Problem to solve.
Count how many lines hold the string "those". Give that number alone.

Provided material.
※

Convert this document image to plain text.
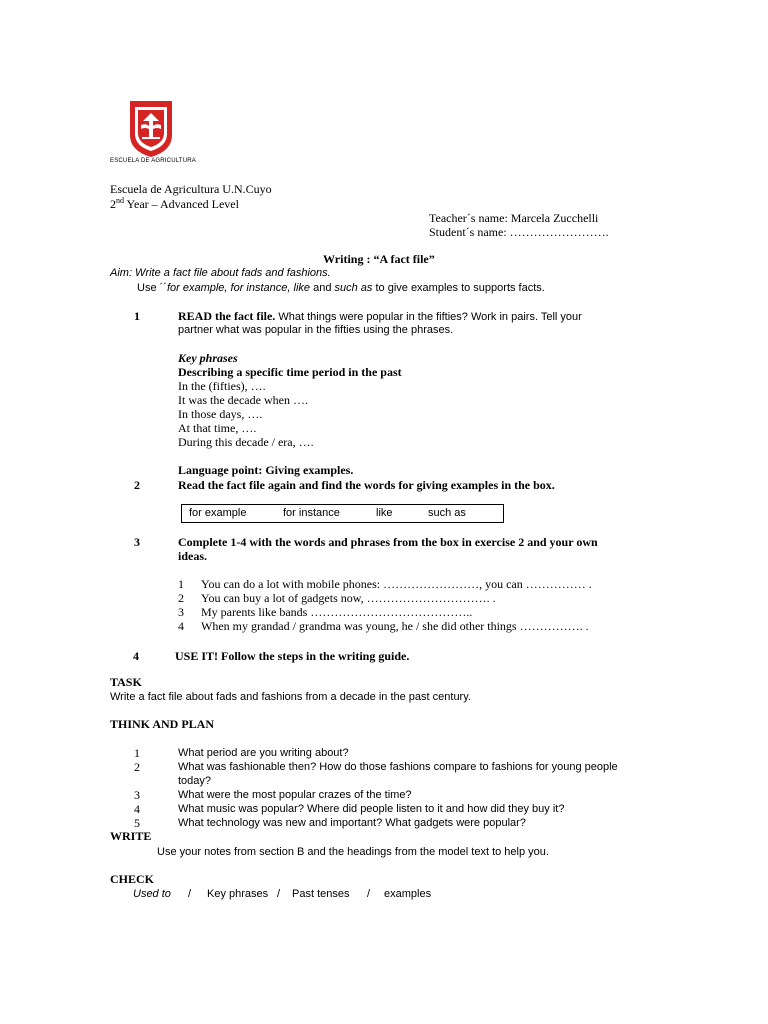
ESCUELA DE AGRICULTURA
Escuela de Agricultura U.N.Cuyo
2nd Year – Advanced Level
Teacher´s name: Marcela Zucchelli
Student´s name: …………………….
Writing : “A fact file”
Aim: Write a fact file about fads and fashions.
Use ´´for example, for instance, like and such as to give examples to supports facts.
1	READ the fact file. What things were popular in the fifties? Work in pairs. Tell your
partner what was popular in the fifties using the phrases.
Key phrases
Describing a specific time period in the past
In the (fifties), ….
It was the decade when ….
In those days, ….
At that time, ….
During this decade / era, ….
Language point: Giving examples.
2	Read the fact file again and find the words for giving examples in the box.
for example	for instance	like	such as
3	Complete 1-4 with the words and phrases from the box in exercise 2 and your own
ideas.
1 You can do a lot with mobile phones: ……………………, you can …………… .
2 You can buy a lot of gadgets now, …………………………. .
3 My parents like bands …………………………………..
4 When my grandad / grandma was young, he / she did other things ……………. .
4	USE IT! Follow the steps in the writing guide.
TASK
Write a fact file about fads and fashions from a decade in the past century.
THINK AND PLAN
1	What period are you writing about?
2	What was fashionable then? How do those fashions compare to fashions for young people
today?
3	What were the most popular crazes of the time?
4	What music was popular? Where did people listen to it and how did they buy it?
5	What technology was new and important? What gadgets were popular?
WRITE
Use your notes from section B and the headings from the model text to help you.
CHECK
Used to / Key phrases / Past tenses / examples
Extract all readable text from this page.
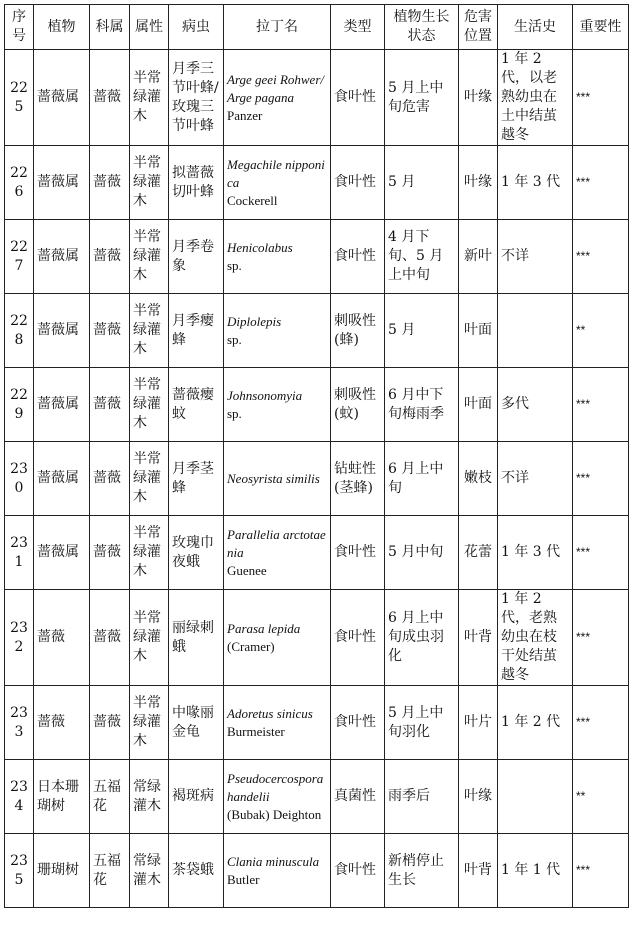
序号	植物	科属	属性	病虫	拉丁名	类型	植物生长状态	危害位置	生活史	重要性
225	蔷薇属	蔷薇	半常绿灌木	月季三节叶蜂/玫瑰三节叶蜂	Arge geei Rohwer/ Arge pagana
Panzer	食叶性	5 月上中旬危害	叶缘	1 年 2 代，以老熟幼虫在土中结茧越冬	***
226	蔷薇属	蔷薇	半常绿灌木	拟蔷薇切叶蜂	Megachile nipponica
Cockerell	食叶性	5 月	叶缘	1 年 3 代	***
227	蔷薇属	蔷薇	半常绿灌木	月季卷象	Henicolabus
sp.	食叶性	4 月下旬、5 月上中旬	新叶	不详	***
228	蔷薇属	蔷薇	半常绿灌木	月季瘿蜂	Diplolepis
sp.	刺吸性(蜂)	5 月	叶面		**
229	蔷薇属	蔷薇	半常绿灌木	蔷薇瘿蚊	Johnsonomyia
sp.	刺吸性(蚊)	6 月中下旬梅雨季	叶面	多代	***
230	蔷薇属	蔷薇	半常绿灌木	月季茎蜂	Neosyrista similis	钻蛀性(茎蜂)	6 月上中旬	嫩枝	不详	***
231	蔷薇属	蔷薇	半常绿灌木	玫瑰巾夜蛾	Parallelia arctotaenia
Guenee	食叶性	5 月中旬	花蕾	1 年 3 代	***
232	蔷薇	蔷薇	半常绿灌木	丽绿刺蛾	Parasa lepida
(Cramer)	食叶性	6 月上中旬成虫羽化	叶背	1 年 2 代，老熟幼虫在枝干处结茧越冬	***
233	蔷薇	蔷薇	半常绿灌木	中喙丽金龟	Adoretus sinicus
Burmeister	食叶性	5 月上中旬羽化	叶片	1 年 2 代	***
234	日本珊瑚树	五福花	常绿灌木	褐斑病	Pseudocercospora handelii
(Bubak) Deighton	真菌性	雨季后	叶缘		**
235	珊瑚树	五福花	常绿灌木	茶袋蛾	Clania minuscula
Butler	食叶性	新梢停止生长	叶背	1 年 1 代	***
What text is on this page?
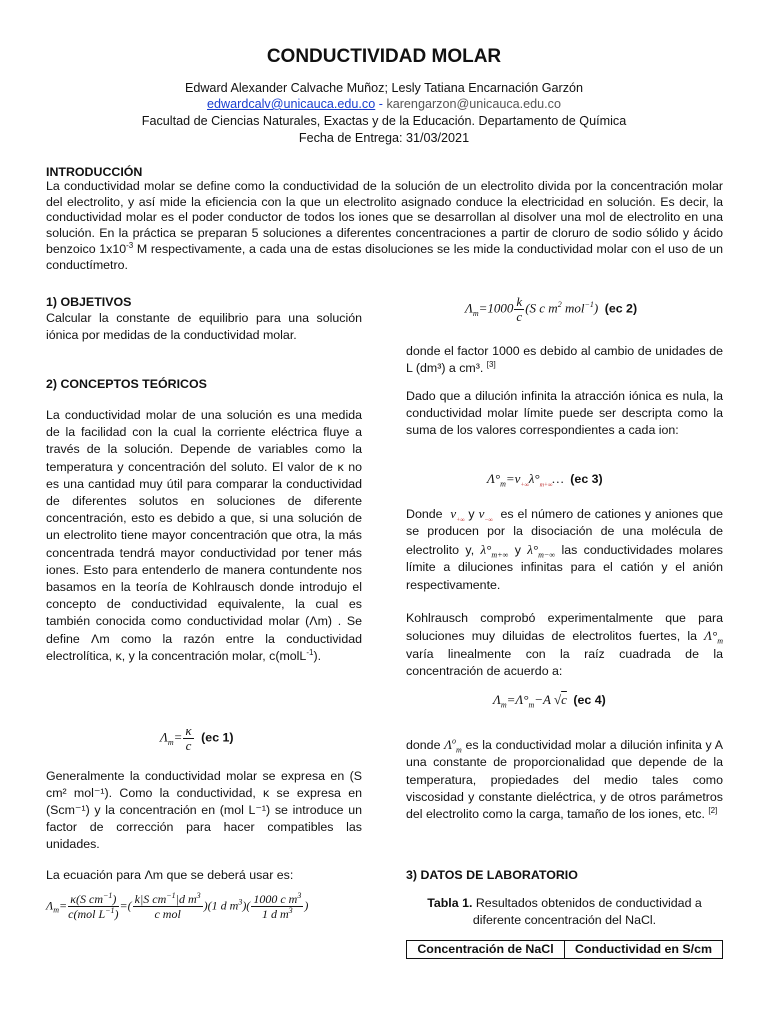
CONDUCTIVIDAD MOLAR
Edward Alexander Calvache Muñoz; Lesly Tatiana Encarnación Garzón
edwardcalv@unicauca.edu.co - karengarzon@unicauca.edu.co
Facultad de Ciencias Naturales, Exactas y de la Educación. Departamento de Química
Fecha de Entrega: 31/03/2021
INTRODUCCIÓN
La conductividad molar se define como la conductividad de la solución de un electrolito divida por la concentración molar del electrolito, y así mide la eficiencia con la que un electrolito asignado conduce la electricidad en solución. Es decir, la conductividad molar es el poder conductor de todos los iones que se desarrollan al disolver una mol de electrolito en una solución. En la práctica se preparan 5 soluciones a diferentes concentraciones a partir de cloruro de sodio sólido y ácido benzoico $1x10^{-3}$ M respectivamente, a cada una de estas disoluciones se les mide la conductividad molar con el uso de un conductímetro.
1) OBJETIVOS
Calcular la constante de equilibrio para una solución iónica por medidas de la conductividad molar.
2) CONCEPTOS TEÓRICOS
La conductividad molar de una solución es una medida de la facilidad con la cual la corriente eléctrica fluye a través de la solución. Depende de variables como la temperatura y concentración del soluto. El valor de κ no es una cantidad muy útil para comparar la conductividad de diferentes solutos en soluciones de diferente concentración, esto es debido a que, si una solución de un electrolito tiene mayor concentración que otra, la más concentrada tendrá mayor conductividad por tener más iones. Esto para entenderlo de manera contundente nos basamos en la teoría de Kohlrausch donde introdujo el concepto de conductividad equivalente, la cual es también conocida como conductividad molar (Λm) . Se define Λm como la razón entre la conductividad electrolítica, κ, y la concentración molar, c(molL$^{-1}$).
$\Lambda_m= \frac{\kappa}{c} (ec$ 1)
Generalmente la conductividad molar se expresa en (S cm² mol⁻¹). Como la conductividad, κ se expresa en (Scm⁻¹) y la concentración en (mol L⁻¹) se introduce un factor de corrección para hacer compatibles las unidades.
La ecuación para Λm que se deberá usar es:
$\Lambda_m= \frac{\kappa(S cm^{-1})}{c(mol L^{-1})}$ =( $\frac{k|S cm^{-1}|d m^3}{\text{c mol}} )(1$ d $m^3)( \frac{1000 c m^3}{1 d m^3}$ )
$\Lambda_m=1000 \frac{k}{c} (S$ c $m^2$ mol$^{-1}$)  (ec 2)
donde el factor 1000 es debido al cambio de unidades de L (dm³) a cm³. [3]
Dado que a dilución infinita la atracción iónica es nula, la conductividad molar límite puede ser descripta como la suma de los valores correspondientes a cada ion:
$\Lambda^\circ_m=\nu_{+\infty}\lambda^\circ_{m+\infty}\dots$  (ec 3)
Donde $\nu_{+\infty}$ y $\nu_{-\infty}$ es el número de cationes y aniones que se producen por la disociación de una molécula de electrolito y, $\lambda^\circ_{m+\infty}$ y $\lambda^\circ_{m-\infty}$ las conductividades molares límite a diluciones infinitas para el catión y el anión respectivamente.
Kohlrausch comprobó experimentalmente que para soluciones muy diluidas de electrolitos fuertes, la $\Lambda^\circ_m$ varía linealmente con la raíz cuadrada de la concentración de acuerdo a:
$\Lambda_m=\Lambda^\circ_m-A$ √c (ec 4)
donde $\Lambda^o_m$ es la conductividad molar a dilución infinita y A una constante de proporcionalidad que depende de la temperatura, propiedades del medio tales como viscosidad y constante dieléctrica, y de otros parámetros del electrolito como la carga, tamaño de los iones, etc. [2]
3) DATOS DE LABORATORIO
Tabla 1. Resultados obtenidos de conductividad a diferente concentración del NaCl.
Concentración de NaCl	Conductividad en S/cm
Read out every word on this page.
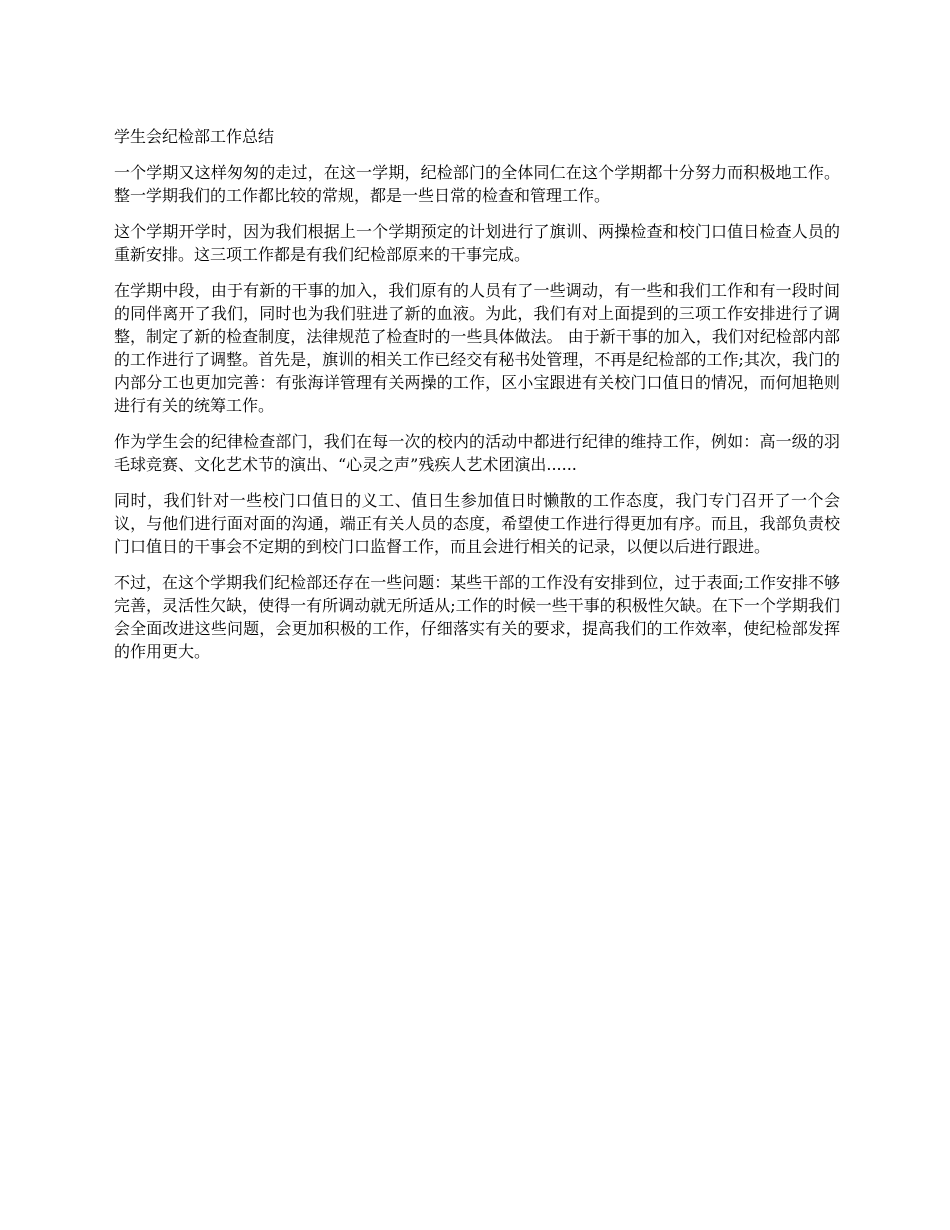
学生会纪检部工作总结

一个学期又这样匆匆的走过，在这一学期，纪检部门的全体同仁在这个学期都十分努力而积极地工作。整一学期我们的工作都比较的常规，都是一些日常的检查和管理工作。

这个学期开学时，因为我们根据上一个学期预定的计划进行了旗训、两操检查和校门口值日检查人员的重新安排。这三项工作都是有我们纪检部原来的干事完成。

在学期中段，由于有新的干事的加入，我们原有的人员有了一些调动，有一些和我们工作和有一段时间的同伴离开了我们，同时也为我们驻进了新的血液。为此，我们有对上面提到的三项工作安排进行了调整，制定了新的检查制度，法律规范了检查时的一些具体做法。 由于新干事的加入，我们对纪检部内部的工作进行了调整。首先是，旗训的相关工作已经交有秘书处管理，不再是纪检部的工作;其次，我门的内部分工也更加完善：有张海详管理有关两操的工作，区小宝跟进有关校门口值日的情况，而何旭艳则进行有关的统筹工作。

作为学生会的纪律检查部门，我们在每一次的校内的活动中都进行纪律的维持工作，例如：高一级的羽毛球竞赛、文化艺术节的演出、“心灵之声”残疾人艺术团演出......

同时，我们针对一些校门口值日的义工、值日生参加值日时懒散的工作态度，我门专门召开了一个会议，与他们进行面对面的沟通，端正有关人员的态度，希望使工作进行得更加有序。而且，我部负责校门口值日的干事会不定期的到校门口监督工作，而且会进行相关的记录，以便以后进行跟进。

不过，在这个学期我们纪检部还存在一些问题：某些干部的工作没有安排到位，过于表面;工作安排不够完善，灵活性欠缺，使得一有所调动就无所适从;工作的时候一些干事的积极性欠缺。在下一个学期我们会全面改进这些问题，会更加积极的工作，仔细落实有关的要求，提高我们的工作效率，使纪检部发挥的作用更大。
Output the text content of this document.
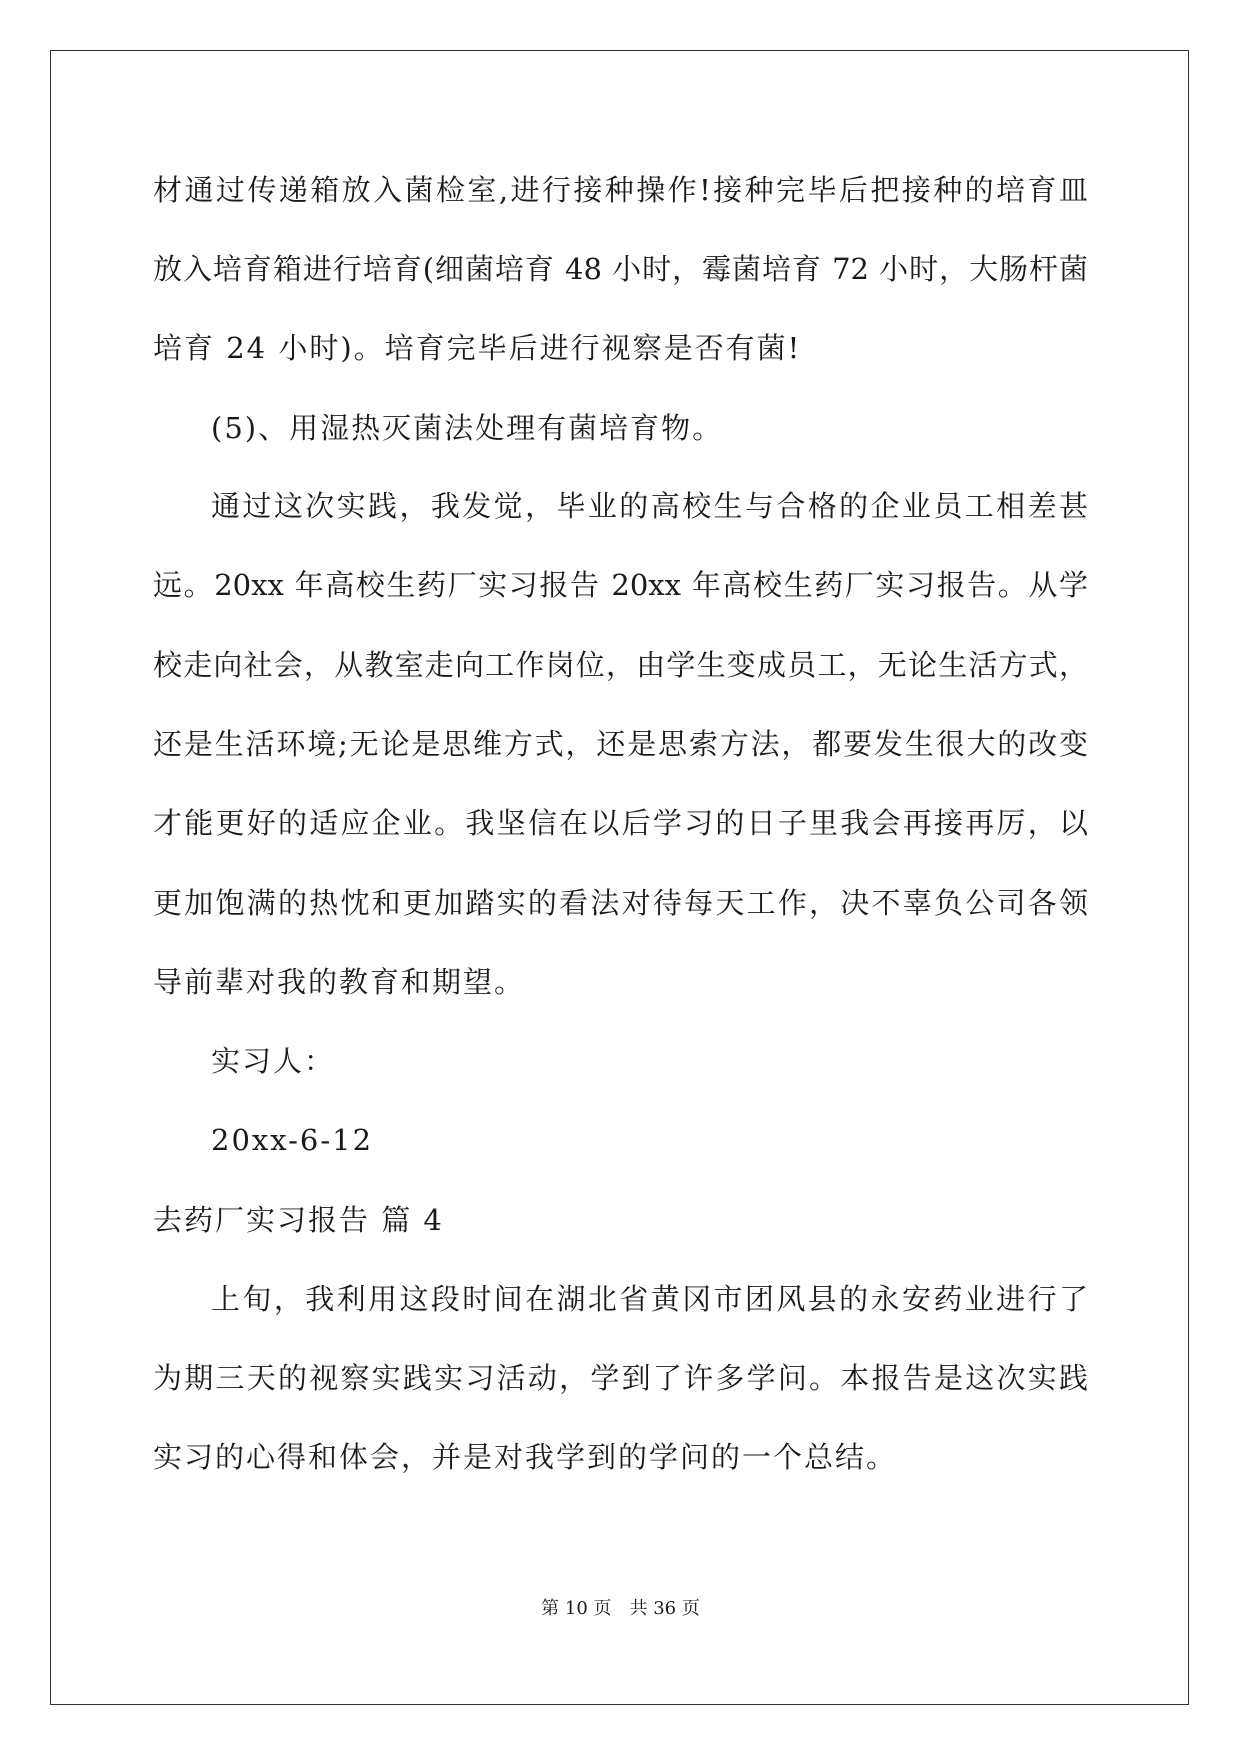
材通过传递箱放入菌检室,进行接种操作!接种完毕后把接种的培育皿
放入培育箱进行培育(细菌培育 48 小时，霉菌培育 72 小时，大肠杆菌
培育 24 小时)。培育完毕后进行视察是否有菌!
(5)、用湿热灭菌法处理有菌培育物。
通过这次实践，我发觉，毕业的高校生与合格的企业员工相差甚
远。20xx 年高校生药厂实习报告 20xx 年高校生药厂实习报告。从学
校走向社会，从教室走向工作岗位，由学生变成员工，无论生活方式，
还是生活环境;无论是思维方式，还是思索方法，都要发生很大的改变
才能更好的适应企业。我坚信在以后学习的日子里我会再接再厉，以
更加饱满的热忱和更加踏实的看法对待每天工作，决不辜负公司各领
导前辈对我的教育和期望。
实习人：
20xx-6-12
去药厂实习报告 篇 4
上旬，我利用这段时间在湖北省黄冈市团风县的永安药业进行了
为期三天的视察实践实习活动，学到了许多学问。本报告是这次实践
实习的心得和体会，并是对我学到的学问的一个总结。
第 10 页　共 36 页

※

Reply to the exercise.
2